■ **Dataset entries**
◇ ◇ ◇ ◇ ◇
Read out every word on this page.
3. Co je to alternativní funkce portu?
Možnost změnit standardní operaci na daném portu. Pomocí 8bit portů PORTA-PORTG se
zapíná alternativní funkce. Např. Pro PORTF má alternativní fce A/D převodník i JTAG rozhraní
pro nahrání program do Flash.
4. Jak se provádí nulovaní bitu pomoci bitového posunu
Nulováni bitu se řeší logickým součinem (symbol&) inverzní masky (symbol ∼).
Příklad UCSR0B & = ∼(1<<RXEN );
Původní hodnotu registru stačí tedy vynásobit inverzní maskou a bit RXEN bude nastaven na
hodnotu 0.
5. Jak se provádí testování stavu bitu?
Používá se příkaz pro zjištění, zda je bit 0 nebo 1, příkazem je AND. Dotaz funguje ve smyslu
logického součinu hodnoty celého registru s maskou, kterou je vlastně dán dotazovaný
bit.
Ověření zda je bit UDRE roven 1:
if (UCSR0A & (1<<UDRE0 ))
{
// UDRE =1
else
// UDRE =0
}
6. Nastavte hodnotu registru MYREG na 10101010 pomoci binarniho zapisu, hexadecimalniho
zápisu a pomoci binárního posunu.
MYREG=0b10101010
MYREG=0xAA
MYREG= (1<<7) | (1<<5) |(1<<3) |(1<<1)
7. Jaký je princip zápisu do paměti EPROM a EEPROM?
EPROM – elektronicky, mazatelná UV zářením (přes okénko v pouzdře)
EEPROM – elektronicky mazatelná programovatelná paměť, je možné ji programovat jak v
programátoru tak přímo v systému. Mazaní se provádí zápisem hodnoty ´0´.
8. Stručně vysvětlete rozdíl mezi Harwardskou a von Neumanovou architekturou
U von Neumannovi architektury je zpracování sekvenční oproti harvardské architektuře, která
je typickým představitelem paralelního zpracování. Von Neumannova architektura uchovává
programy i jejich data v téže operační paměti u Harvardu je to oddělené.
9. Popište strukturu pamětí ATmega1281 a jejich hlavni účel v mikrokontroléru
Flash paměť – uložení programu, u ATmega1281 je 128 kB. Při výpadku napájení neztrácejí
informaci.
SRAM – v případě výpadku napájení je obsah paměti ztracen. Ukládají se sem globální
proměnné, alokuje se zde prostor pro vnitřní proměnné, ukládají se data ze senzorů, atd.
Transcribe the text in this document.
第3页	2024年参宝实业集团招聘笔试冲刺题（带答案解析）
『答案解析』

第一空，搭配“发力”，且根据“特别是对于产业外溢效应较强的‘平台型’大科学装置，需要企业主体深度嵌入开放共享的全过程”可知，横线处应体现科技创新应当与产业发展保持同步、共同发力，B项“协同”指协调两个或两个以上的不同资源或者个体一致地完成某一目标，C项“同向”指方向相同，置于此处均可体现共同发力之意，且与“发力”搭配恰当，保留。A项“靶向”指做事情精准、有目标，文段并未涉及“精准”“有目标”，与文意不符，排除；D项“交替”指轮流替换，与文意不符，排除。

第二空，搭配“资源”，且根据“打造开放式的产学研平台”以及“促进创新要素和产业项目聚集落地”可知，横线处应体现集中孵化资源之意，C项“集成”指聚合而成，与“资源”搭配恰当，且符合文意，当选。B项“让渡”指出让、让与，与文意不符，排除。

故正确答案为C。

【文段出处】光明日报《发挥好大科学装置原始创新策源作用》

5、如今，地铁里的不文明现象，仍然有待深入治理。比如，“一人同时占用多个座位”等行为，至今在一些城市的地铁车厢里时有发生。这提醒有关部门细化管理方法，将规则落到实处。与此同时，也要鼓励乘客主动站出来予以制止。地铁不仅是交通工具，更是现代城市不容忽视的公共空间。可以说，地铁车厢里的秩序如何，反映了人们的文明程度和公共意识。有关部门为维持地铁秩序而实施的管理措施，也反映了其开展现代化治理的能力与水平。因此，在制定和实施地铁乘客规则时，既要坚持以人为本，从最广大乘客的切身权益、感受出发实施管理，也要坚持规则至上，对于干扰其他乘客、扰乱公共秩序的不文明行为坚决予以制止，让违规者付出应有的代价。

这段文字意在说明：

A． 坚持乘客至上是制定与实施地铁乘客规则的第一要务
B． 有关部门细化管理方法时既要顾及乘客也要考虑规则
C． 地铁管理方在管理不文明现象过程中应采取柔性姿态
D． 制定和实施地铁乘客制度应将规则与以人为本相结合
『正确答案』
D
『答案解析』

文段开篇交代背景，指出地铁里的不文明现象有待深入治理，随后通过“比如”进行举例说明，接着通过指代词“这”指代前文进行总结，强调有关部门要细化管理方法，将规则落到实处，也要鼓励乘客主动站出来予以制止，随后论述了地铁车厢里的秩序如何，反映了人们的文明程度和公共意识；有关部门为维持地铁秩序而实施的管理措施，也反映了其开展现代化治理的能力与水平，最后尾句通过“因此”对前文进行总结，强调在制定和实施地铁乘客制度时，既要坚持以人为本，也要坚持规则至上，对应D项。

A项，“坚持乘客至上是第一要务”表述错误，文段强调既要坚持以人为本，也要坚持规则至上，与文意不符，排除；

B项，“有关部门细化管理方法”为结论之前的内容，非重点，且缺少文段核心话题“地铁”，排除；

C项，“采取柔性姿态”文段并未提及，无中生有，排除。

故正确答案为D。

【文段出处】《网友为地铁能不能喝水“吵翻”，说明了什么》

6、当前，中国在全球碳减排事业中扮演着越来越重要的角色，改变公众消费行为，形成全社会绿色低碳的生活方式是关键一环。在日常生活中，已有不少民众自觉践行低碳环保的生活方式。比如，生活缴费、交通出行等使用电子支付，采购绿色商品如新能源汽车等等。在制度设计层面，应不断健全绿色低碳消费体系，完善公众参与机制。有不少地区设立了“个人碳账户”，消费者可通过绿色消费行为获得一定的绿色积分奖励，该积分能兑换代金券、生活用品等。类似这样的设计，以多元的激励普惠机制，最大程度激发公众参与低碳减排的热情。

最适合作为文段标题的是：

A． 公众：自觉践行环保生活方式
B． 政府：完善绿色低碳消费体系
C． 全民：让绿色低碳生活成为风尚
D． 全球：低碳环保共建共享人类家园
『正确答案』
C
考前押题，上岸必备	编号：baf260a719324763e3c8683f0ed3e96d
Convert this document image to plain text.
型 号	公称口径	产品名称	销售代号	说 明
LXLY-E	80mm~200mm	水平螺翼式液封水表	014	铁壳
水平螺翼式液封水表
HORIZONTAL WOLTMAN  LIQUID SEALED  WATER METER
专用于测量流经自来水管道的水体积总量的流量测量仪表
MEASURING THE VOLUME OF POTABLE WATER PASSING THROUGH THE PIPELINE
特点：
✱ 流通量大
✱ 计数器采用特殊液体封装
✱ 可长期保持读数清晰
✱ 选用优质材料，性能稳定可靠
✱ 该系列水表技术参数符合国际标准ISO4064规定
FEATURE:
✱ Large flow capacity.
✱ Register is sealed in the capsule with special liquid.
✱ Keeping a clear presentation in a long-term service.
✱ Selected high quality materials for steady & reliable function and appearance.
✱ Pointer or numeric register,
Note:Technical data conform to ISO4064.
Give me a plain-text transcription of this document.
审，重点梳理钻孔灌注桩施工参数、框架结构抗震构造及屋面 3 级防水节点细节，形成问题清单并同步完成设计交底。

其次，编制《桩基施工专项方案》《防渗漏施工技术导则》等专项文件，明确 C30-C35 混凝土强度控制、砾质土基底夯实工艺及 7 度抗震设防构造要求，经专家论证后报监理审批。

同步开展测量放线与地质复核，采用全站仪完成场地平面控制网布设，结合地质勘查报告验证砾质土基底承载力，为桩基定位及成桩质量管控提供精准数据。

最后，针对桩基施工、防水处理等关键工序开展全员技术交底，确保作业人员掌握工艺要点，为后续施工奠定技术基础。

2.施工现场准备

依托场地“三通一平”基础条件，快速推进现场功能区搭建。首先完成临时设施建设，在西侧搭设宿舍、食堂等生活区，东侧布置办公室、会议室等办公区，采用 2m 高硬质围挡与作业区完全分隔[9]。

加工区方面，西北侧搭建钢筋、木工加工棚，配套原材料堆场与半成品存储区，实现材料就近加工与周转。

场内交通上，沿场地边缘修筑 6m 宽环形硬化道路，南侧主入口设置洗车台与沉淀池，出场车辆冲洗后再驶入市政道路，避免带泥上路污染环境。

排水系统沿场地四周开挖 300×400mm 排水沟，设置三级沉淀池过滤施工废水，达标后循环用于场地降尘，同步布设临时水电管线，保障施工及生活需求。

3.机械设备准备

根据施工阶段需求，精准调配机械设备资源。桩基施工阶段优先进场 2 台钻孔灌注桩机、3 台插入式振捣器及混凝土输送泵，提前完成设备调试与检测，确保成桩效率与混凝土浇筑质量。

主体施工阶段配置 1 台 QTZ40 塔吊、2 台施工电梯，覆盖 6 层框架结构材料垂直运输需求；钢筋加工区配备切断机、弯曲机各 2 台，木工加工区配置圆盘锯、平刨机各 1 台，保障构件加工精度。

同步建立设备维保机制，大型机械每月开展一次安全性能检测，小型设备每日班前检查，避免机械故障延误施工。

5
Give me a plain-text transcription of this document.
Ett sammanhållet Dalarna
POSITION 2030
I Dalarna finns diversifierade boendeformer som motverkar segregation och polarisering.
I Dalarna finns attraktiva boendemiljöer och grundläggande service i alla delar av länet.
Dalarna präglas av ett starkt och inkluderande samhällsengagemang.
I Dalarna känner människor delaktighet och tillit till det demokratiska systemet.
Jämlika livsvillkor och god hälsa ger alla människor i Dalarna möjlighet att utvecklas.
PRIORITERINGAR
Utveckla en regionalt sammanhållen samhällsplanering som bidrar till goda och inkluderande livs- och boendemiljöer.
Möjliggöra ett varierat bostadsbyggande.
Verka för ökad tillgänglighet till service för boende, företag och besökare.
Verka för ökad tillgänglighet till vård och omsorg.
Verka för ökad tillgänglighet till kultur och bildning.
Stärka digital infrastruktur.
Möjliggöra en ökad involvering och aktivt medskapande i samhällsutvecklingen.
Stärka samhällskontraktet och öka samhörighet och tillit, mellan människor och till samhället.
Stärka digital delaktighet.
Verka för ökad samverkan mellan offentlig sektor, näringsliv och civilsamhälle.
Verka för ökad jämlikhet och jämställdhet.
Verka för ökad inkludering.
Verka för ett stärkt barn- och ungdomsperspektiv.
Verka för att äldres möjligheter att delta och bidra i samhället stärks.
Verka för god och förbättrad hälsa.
◇ ◇ ◇ ◇ ◇
■ **Exercise task**
Pull every line containing the word "digital" out of the entries above.

■ **Answer to the problem**
Stärka digital infrastruktur.
Stärka digital delaktighet.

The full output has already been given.